Rows from a figure dataset
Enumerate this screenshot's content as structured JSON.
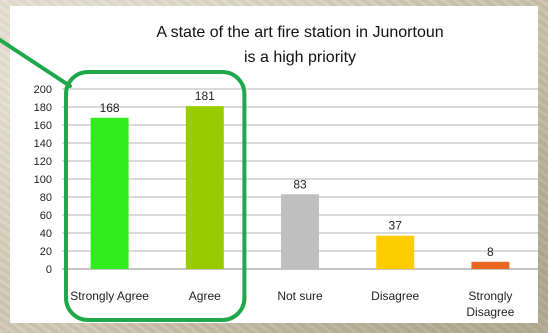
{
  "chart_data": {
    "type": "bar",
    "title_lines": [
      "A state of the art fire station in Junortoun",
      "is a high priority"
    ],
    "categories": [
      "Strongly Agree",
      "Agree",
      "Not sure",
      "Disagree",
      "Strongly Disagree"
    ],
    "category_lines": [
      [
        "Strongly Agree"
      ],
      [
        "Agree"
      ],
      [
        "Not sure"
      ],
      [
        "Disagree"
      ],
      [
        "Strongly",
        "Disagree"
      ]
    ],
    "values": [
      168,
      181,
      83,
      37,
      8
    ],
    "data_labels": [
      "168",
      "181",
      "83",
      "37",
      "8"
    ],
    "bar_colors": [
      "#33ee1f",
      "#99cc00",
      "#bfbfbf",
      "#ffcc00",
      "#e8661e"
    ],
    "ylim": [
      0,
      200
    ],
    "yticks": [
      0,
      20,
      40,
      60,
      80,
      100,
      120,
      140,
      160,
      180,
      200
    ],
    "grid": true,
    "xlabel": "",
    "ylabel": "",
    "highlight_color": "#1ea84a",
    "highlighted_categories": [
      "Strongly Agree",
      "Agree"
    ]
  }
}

--

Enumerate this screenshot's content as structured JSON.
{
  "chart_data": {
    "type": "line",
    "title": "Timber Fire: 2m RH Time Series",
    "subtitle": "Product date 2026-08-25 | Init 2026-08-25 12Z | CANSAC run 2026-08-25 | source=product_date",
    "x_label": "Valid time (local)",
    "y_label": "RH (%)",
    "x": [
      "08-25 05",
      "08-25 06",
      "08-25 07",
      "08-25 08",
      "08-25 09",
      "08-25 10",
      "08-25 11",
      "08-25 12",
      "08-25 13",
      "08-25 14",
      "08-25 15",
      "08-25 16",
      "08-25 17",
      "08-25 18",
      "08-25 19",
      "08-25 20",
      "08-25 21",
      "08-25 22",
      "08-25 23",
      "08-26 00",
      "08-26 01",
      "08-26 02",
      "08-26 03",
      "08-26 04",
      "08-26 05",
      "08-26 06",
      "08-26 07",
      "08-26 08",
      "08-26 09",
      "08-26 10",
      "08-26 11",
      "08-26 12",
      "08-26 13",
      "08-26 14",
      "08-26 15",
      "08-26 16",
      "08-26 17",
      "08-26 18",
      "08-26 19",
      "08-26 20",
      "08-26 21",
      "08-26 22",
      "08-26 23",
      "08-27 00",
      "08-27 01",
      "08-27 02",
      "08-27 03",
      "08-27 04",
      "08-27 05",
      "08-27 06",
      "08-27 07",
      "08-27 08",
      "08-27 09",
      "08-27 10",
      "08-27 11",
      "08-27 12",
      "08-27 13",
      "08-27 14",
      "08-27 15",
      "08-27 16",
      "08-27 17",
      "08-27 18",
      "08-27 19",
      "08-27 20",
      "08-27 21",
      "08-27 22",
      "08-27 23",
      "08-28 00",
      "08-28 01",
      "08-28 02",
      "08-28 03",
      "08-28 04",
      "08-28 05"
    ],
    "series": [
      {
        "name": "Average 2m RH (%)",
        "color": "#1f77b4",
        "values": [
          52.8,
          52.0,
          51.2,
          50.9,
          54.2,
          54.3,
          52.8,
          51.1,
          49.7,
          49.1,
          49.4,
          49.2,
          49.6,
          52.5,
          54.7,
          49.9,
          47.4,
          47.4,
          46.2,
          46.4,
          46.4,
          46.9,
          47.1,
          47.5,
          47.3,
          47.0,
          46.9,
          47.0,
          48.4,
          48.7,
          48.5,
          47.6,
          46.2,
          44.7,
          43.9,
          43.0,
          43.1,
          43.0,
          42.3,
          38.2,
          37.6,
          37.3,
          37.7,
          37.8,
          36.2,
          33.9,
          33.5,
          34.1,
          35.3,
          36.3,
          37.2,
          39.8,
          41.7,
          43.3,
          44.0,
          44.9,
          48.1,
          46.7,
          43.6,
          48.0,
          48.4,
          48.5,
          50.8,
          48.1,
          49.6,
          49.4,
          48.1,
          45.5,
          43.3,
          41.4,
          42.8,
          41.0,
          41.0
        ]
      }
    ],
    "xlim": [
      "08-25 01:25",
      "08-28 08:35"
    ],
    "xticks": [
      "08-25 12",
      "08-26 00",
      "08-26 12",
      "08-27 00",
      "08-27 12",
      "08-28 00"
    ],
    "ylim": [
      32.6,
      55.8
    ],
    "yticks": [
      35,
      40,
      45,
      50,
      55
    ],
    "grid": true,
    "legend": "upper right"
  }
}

* * *

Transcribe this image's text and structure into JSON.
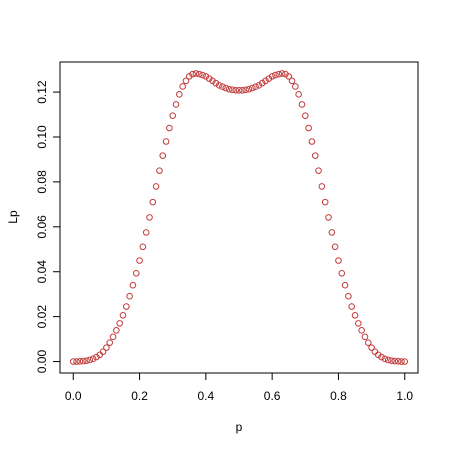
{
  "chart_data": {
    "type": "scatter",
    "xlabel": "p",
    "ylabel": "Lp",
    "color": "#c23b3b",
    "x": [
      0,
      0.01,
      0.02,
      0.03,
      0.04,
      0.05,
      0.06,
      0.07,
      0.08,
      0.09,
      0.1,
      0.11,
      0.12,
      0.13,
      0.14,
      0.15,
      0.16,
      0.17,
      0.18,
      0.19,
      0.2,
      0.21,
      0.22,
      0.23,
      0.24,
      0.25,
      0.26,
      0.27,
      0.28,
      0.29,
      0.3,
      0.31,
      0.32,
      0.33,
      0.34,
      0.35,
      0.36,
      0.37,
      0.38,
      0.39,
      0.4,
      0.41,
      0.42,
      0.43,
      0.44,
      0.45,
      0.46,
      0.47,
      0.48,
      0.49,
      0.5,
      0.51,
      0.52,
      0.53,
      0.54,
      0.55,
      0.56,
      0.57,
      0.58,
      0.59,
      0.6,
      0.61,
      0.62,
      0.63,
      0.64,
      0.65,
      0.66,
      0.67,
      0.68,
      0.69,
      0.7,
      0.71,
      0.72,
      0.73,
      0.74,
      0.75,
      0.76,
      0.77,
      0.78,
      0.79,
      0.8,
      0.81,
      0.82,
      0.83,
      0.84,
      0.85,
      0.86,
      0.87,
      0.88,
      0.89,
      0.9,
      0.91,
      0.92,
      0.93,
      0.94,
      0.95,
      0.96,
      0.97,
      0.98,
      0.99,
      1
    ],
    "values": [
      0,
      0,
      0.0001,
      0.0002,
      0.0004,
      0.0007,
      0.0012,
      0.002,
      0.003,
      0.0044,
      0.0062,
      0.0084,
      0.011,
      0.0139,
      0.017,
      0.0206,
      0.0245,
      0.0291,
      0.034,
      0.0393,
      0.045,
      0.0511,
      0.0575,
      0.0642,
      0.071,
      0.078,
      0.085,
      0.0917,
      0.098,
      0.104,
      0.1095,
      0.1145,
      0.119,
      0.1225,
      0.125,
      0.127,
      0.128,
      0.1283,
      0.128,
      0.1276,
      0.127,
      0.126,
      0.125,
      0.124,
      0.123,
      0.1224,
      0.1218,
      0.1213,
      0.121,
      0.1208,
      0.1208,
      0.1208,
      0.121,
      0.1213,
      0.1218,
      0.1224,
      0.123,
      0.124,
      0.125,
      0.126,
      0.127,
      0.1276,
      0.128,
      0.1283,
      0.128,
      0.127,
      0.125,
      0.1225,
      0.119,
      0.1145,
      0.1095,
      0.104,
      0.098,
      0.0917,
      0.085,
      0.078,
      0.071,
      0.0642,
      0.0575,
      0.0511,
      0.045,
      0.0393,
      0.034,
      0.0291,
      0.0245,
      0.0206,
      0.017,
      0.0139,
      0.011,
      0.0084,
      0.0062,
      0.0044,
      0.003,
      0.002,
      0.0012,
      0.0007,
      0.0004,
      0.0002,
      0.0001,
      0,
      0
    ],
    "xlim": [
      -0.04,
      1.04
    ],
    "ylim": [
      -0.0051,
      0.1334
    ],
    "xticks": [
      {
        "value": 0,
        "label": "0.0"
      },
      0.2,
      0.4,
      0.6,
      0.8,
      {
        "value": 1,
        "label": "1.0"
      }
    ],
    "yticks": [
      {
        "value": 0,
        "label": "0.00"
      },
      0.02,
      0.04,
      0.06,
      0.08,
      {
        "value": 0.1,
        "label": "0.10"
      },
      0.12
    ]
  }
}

What to do: Give the number of lines in the material above that have the word "Strongly" in them, and nothing more.

Answer: 5